[START OF AVAILABLE DATA]

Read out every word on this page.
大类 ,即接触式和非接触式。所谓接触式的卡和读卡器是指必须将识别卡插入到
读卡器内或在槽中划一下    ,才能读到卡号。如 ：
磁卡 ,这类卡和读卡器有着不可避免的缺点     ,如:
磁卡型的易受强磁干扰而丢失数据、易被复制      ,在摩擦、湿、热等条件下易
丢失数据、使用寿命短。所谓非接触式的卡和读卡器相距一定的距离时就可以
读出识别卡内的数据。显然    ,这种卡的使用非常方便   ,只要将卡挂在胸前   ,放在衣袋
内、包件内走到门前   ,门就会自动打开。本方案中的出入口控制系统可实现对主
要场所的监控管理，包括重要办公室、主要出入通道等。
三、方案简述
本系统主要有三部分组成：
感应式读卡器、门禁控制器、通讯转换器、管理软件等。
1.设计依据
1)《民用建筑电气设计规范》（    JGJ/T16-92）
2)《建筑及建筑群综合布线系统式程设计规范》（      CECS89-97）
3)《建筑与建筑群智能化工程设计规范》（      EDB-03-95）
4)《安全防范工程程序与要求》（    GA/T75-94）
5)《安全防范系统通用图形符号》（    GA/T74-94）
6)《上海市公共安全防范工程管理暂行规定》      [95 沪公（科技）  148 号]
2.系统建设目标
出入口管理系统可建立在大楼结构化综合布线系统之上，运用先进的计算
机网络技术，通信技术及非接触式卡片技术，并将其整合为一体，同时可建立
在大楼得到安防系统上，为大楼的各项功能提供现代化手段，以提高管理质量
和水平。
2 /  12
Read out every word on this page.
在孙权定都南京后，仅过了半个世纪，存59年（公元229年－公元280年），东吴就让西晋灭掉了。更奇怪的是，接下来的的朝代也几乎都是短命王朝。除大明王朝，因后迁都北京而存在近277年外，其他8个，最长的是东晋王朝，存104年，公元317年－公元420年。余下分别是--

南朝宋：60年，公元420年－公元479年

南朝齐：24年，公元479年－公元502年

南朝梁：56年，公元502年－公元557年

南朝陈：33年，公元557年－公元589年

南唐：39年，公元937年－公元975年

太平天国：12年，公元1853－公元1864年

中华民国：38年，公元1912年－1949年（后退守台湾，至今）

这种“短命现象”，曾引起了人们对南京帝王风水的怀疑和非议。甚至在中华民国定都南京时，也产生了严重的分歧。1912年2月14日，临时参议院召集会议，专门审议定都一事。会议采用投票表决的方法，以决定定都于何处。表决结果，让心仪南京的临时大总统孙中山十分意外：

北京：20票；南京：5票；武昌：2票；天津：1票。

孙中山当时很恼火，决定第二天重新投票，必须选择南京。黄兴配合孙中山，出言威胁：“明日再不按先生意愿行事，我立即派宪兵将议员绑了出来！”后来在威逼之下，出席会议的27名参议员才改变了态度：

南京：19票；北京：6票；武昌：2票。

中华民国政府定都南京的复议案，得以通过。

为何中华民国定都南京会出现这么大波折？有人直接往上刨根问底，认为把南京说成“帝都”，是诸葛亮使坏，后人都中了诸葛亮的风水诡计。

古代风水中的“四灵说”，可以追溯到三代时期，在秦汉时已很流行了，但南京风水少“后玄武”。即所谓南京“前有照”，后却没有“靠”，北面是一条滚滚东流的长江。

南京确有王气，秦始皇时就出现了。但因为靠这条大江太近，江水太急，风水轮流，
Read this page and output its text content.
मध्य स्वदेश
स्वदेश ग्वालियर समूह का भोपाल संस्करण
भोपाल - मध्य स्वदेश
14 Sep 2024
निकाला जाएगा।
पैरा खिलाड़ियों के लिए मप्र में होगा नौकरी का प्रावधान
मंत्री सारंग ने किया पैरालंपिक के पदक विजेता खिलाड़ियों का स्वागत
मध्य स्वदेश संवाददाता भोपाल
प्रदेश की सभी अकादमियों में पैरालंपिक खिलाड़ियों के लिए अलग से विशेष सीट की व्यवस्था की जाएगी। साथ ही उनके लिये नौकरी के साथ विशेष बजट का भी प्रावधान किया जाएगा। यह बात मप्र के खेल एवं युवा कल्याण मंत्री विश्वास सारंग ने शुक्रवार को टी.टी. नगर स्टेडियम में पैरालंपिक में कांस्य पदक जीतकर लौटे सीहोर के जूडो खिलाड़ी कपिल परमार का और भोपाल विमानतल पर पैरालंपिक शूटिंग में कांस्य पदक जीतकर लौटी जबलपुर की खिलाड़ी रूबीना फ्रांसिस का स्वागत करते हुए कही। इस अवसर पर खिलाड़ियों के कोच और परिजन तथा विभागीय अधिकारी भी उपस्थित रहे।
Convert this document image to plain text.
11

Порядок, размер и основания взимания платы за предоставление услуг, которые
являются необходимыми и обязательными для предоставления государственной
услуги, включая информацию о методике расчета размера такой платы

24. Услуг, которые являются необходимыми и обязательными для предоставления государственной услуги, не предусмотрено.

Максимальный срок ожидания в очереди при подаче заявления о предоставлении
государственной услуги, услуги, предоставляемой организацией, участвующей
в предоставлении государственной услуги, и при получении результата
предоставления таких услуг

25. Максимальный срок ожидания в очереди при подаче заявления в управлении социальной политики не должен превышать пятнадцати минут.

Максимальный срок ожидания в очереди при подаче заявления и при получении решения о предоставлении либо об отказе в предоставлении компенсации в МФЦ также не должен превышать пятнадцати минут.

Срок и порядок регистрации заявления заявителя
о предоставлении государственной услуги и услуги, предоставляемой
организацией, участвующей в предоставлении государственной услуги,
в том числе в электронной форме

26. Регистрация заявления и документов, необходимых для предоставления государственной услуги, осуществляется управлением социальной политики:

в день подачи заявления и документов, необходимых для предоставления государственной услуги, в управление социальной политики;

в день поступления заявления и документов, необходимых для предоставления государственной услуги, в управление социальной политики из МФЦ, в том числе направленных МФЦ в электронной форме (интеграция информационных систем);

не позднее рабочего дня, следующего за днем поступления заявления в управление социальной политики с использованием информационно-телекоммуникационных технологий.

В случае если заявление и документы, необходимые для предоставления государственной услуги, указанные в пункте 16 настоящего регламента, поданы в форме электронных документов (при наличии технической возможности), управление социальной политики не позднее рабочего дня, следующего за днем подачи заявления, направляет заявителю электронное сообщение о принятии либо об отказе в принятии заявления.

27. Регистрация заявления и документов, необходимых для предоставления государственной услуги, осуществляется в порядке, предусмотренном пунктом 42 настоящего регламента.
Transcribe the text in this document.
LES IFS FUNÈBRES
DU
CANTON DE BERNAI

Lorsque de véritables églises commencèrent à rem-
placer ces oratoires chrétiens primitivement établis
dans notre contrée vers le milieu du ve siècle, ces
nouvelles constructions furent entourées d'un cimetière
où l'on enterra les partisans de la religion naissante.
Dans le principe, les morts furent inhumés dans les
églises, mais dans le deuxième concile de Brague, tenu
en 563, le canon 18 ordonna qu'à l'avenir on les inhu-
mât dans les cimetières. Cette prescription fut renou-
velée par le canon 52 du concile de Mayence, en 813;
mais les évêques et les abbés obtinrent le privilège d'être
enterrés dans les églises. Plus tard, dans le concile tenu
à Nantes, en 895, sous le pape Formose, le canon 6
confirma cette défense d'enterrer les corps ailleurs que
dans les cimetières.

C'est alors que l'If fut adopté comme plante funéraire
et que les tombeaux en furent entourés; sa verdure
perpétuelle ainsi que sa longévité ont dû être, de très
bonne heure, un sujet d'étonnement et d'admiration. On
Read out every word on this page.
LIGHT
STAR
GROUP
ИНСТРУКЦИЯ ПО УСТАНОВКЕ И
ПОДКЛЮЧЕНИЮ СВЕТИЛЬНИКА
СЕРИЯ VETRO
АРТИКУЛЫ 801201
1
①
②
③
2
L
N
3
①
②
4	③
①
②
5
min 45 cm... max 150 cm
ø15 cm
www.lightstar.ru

[END OF AVAILABLE DATA]

## WHAT TO PRODUCE
Extract the complete listing verbatim.

## WRITTEN SOLUTION
Read out every word on this page.
大类 ,即接触式和非接触式。所谓接触式的卡和读卡器是指必须将识别卡插入到
读卡器内或在槽中划一下    ,才能读到卡号。如 ：
磁卡 ,这类卡和读卡器有着不可避免的缺点     ,如:
磁卡型的易受强磁干扰而丢失数据、易被复制      ,在摩擦、湿、热等条件下易
丢失数据、使用寿命短。所谓非接触式的卡和读卡器相距一定的距离时就可以
读出识别卡内的数据。显然    ,这种卡的使用非常方便   ,只要将卡挂在胸前   ,放在衣袋
内、包件内走到门前   ,门就会自动打开。本方案中的出入口控制系统可实现对主
要场所的监控管理，包括重要办公室、主要出入通道等。
三、方案简述
本系统主要有三部分组成：
感应式读卡器、门禁控制器、通讯转换器、管理软件等。
1.设计依据
1)《民用建筑电气设计规范》（    JGJ/T16-92）
2)《建筑及建筑群综合布线系统式程设计规范》（      CECS89-97）
3)《建筑与建筑群智能化工程设计规范》（      EDB-03-95）
4)《安全防范工程程序与要求》（    GA/T75-94）
5)《安全防范系统通用图形符号》（    GA/T74-94）
6)《上海市公共安全防范工程管理暂行规定》      [95 沪公（科技）  148 号]
2.系统建设目标
出入口管理系统可建立在大楼结构化综合布线系统之上，运用先进的计算
机网络技术，通信技术及非接触式卡片技术，并将其整合为一体，同时可建立
在大楼得到安防系统上，为大楼的各项功能提供现代化手段，以提高管理质量
和水平。
2 /  12
Read out every word on this page.
在孙权定都南京后，仅过了半个世纪，存59年（公元229年－公元280年），东吴就让西晋灭掉了。更奇怪的是，接下来的的朝代也几乎都是短命王朝。除大明王朝，因后迁都北京而存在近277年外，其他8个，最长的是东晋王朝，存104年，公元317年－公元420年。余下分别是--

南朝宋：60年，公元420年－公元479年

南朝齐：24年，公元479年－公元502年

南朝梁：56年，公元502年－公元557年

南朝陈：33年，公元557年－公元589年

南唐：39年，公元937年－公元975年

太平天国：12年，公元1853－公元1864年

中华民国：38年，公元1912年－1949年（后退守台湾，至今）

这种“短命现象”，曾引起了人们对南京帝王风水的怀疑和非议。甚至在中华民国定都南京时，也产生了严重的分歧。1912年2月14日，临时参议院召集会议，专门审议定都一事。会议采用投票表决的方法，以决定定都于何处。表决结果，让心仪南京的临时大总统孙中山十分意外：

北京：20票；南京：5票；武昌：2票；天津：1票。

孙中山当时很恼火，决定第二天重新投票，必须选择南京。黄兴配合孙中山，出言威胁：“明日再不按先生意愿行事，我立即派宪兵将议员绑了出来！”后来在威逼之下，出席会议的27名参议员才改变了态度：

南京：19票；北京：6票；武昌：2票。

中华民国政府定都南京的复议案，得以通过。

为何中华民国定都南京会出现这么大波折？有人直接往上刨根问底，认为把南京说成“帝都”，是诸葛亮使坏，后人都中了诸葛亮的风水诡计。

古代风水中的“四灵说”，可以追溯到三代时期，在秦汉时已很流行了，但南京风水少“后玄武”。即所谓南京“前有照”，后却没有“靠”，北面是一条滚滚东流的长江。

南京确有王气，秦始皇时就出现了。但因为靠这条大江太近，江水太急，风水轮流，
Read this page and output its text content.
मध्य स्वदेश
स्वदेश ग्वालियर समूह का भोपाल संस्करण
भोपाल - मध्य स्वदेश
14 Sep 2024
निकाला जाएगा।
पैरा खिलाड़ियों के लिए मप्र में होगा नौकरी का प्रावधान
मंत्री सारंग ने किया पैरालंपिक के पदक विजेता खिलाड़ियों का स्वागत
मध्य स्वदेश संवाददाता भोपाल
प्रदेश की सभी अकादमियों में पैरालंपिक खिलाड़ियों के लिए अलग से विशेष सीट की व्यवस्था की जाएगी। साथ ही उनके लिये नौकरी के साथ विशेष बजट का भी प्रावधान किया जाएगा। यह बात मप्र के खेल एवं युवा कल्याण मंत्री विश्वास सारंग ने शुक्रवार को टी.टी. नगर स्टेडियम में पैरालंपिक में कांस्य पदक जीतकर लौटे सीहोर के जूडो खिलाड़ी कपिल परमार का और भोपाल विमानतल पर पैरालंपिक शूटिंग में कांस्य पदक जीतकर लौटी जबलपुर की खिलाड़ी रूबीना फ्रांसिस का स्वागत करते हुए कही। इस अवसर पर खिलाड़ियों के कोच और परिजन तथा विभागीय अधिकारी भी उपस्थित रहे।
Convert this document image to plain text.
11

Порядок, размер и основания взимания платы за предоставление услуг, которые
являются необходимыми и обязательными для предоставления государственной
услуги, включая информацию о методике расчета размера такой платы

24. Услуг, которые являются необходимыми и обязательными для предоставления государственной услуги, не предусмотрено.

Максимальный срок ожидания в очереди при подаче заявления о предоставлении
государственной услуги, услуги, предоставляемой организацией, участвующей
в предоставлении государственной услуги, и при получении результата
предоставления таких услуг

25. Максимальный срок ожидания в очереди при подаче заявления в управлении социальной политики не должен превышать пятнадцати минут.

Максимальный срок ожидания в очереди при подаче заявления и при получении решения о предоставлении либо об отказе в предоставлении компенсации в МФЦ также не должен превышать пятнадцати минут.

Срок и порядок регистрации заявления заявителя
о предоставлении государственной услуги и услуги, предоставляемой
организацией, участвующей в предоставлении государственной услуги,
в том числе в электронной форме

26. Регистрация заявления и документов, необходимых для предоставления государственной услуги, осуществляется управлением социальной политики:

в день подачи заявления и документов, необходимых для предоставления государственной услуги, в управление социальной политики;

в день поступления заявления и документов, необходимых для предоставления государственной услуги, в управление социальной политики из МФЦ, в том числе направленных МФЦ в электронной форме (интеграция информационных систем);

не позднее рабочего дня, следующего за днем поступления заявления в управление социальной политики с использованием информационно-телекоммуникационных технологий.

В случае если заявление и документы, необходимые для предоставления государственной услуги, указанные в пункте 16 настоящего регламента, поданы в форме электронных документов (при наличии технической возможности), управление социальной политики не позднее рабочего дня, следующего за днем подачи заявления, направляет заявителю электронное сообщение о принятии либо об отказе в принятии заявления.

27. Регистрация заявления и документов, необходимых для предоставления государственной услуги, осуществляется в порядке, предусмотренном пунктом 42 настоящего регламента.
Transcribe the text in this document.
LES IFS FUNÈBRES
DU
CANTON DE BERNAI

Lorsque de véritables églises commencèrent à rem-
placer ces oratoires chrétiens primitivement établis
dans notre contrée vers le milieu du ve siècle, ces
nouvelles constructions furent entourées d'un cimetière
où l'on enterra les partisans de la religion naissante.
Dans le principe, les morts furent inhumés dans les
églises, mais dans le deuxième concile de Brague, tenu
en 563, le canon 18 ordonna qu'à l'avenir on les inhu-
mât dans les cimetières. Cette prescription fut renou-
velée par le canon 52 du concile de Mayence, en 813;
mais les évêques et les abbés obtinrent le privilège d'être
enterrés dans les églises. Plus tard, dans le concile tenu
à Nantes, en 895, sous le pape Formose, le canon 6
confirma cette défense d'enterrer les corps ailleurs que
dans les cimetières.

C'est alors que l'If fut adopté comme plante funéraire
et que les tombeaux en furent entourés; sa verdure
perpétuelle ainsi que sa longévité ont dû être, de très
bonne heure, un sujet d'étonnement et d'admiration. On
Read out every word on this page.
LIGHT
STAR
GROUP
ИНСТРУКЦИЯ ПО УСТАНОВКЕ И
ПОДКЛЮЧЕНИЮ СВЕТИЛЬНИКА
СЕРИЯ VETRO
АРТИКУЛЫ 801201
1
①
②
③
2
L
N
3
①
②
4	③
①
②
5
min 45 cm... max 150 cm
ø15 cm
www.lightstar.ru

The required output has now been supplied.